SUPPLIED MATERIAL start

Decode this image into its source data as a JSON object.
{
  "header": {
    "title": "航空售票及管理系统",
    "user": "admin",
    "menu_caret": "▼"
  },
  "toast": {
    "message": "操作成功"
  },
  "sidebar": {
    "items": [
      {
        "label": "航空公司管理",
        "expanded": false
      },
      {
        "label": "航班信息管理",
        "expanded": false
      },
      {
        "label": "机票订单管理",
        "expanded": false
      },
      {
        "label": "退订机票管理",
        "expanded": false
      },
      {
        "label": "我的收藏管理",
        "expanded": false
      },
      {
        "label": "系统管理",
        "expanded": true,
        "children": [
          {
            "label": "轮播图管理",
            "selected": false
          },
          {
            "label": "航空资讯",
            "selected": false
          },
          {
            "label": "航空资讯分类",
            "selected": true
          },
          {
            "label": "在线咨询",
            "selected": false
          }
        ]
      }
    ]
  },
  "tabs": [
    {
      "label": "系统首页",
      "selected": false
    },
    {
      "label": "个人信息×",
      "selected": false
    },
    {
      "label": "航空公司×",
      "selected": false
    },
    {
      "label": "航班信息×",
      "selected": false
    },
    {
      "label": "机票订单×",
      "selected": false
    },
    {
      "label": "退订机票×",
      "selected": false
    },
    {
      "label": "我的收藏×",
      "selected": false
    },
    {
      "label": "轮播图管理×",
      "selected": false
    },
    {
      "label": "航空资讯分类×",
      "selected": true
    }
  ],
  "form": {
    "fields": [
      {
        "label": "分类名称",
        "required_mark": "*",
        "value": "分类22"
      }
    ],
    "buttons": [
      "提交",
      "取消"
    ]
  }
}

SUPPLIED MATERIAL end

OBJECTIVE >>
Above are some records. Print them all exactly.

FINAL RESULT >>
Decode this image into its source data as a JSON object.
{
  "header": {
    "title": "航空售票及管理系统",
    "user": "admin",
    "menu_caret": "▼"
  },
  "toast": {
    "message": "操作成功"
  },
  "sidebar": {
    "items": [
      {
        "label": "航空公司管理",
        "expanded": false
      },
      {
        "label": "航班信息管理",
        "expanded": false
      },
      {
        "label": "机票订单管理",
        "expanded": false
      },
      {
        "label": "退订机票管理",
        "expanded": false
      },
      {
        "label": "我的收藏管理",
        "expanded": false
      },
      {
        "label": "系统管理",
        "expanded": true,
        "children": [
          {
            "label": "轮播图管理",
            "selected": false
          },
          {
            "label": "航空资讯",
            "selected": false
          },
          {
            "label": "航空资讯分类",
            "selected": true
          },
          {
            "label": "在线咨询",
            "selected": false
          }
        ]
      }
    ]
  },
  "tabs": [
    {
      "label": "系统首页",
      "selected": false
    },
    {
      "label": "个人信息×",
      "selected": false
    },
    {
      "label": "航空公司×",
      "selected": false
    },
    {
      "label": "航班信息×",
      "selected": false
    },
    {
      "label": "机票订单×",
      "selected": false
    },
    {
      "label": "退订机票×",
      "selected": false
    },
    {
      "label": "我的收藏×",
      "selected": false
    },
    {
      "label": "轮播图管理×",
      "selected": false
    },
    {
      "label": "航空资讯分类×",
      "selected": true
    }
  ],
  "form": {
    "fields": [
      {
        "label": "分类名称",
        "required_mark": "*",
        "value": "分类22"
      }
    ],
    "buttons": [
      "提交",
      "取消"
    ]
  }
}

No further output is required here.